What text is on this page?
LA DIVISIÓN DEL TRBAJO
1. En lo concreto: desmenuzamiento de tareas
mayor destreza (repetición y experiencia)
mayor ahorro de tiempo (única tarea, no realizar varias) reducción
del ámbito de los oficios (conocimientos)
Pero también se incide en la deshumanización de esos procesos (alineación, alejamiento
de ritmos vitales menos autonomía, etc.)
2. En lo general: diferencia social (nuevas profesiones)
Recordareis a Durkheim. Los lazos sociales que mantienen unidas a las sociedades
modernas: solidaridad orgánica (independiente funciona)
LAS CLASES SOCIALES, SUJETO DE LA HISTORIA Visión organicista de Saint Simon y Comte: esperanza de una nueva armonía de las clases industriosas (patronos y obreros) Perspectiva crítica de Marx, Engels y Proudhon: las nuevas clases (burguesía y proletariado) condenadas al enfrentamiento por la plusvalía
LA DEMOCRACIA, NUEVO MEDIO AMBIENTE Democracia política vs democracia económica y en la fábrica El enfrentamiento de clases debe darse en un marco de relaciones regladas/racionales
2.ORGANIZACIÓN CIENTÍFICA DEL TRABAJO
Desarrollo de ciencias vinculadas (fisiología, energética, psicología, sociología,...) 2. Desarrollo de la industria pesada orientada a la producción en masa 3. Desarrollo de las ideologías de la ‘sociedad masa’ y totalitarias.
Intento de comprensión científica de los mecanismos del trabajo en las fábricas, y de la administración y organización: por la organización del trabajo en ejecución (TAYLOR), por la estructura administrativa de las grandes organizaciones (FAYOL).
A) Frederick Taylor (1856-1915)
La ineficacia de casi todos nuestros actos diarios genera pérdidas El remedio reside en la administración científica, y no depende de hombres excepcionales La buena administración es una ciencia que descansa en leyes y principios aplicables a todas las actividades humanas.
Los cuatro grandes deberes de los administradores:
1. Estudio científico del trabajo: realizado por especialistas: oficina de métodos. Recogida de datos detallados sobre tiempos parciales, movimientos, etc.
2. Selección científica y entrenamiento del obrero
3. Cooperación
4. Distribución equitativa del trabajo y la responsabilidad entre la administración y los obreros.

## Written instruction
Copy out every line where the word "grandes" occurs.

## Response
Intento de comprensión científica de los mecanismos del trabajo en las fábricas, y de la administración y organización: por la organización del trabajo en ejecución (TAYLOR), por la estructura administrativa de las grandes organizaciones (FAYOL).
Los cuatro grandes deberes de los administradores:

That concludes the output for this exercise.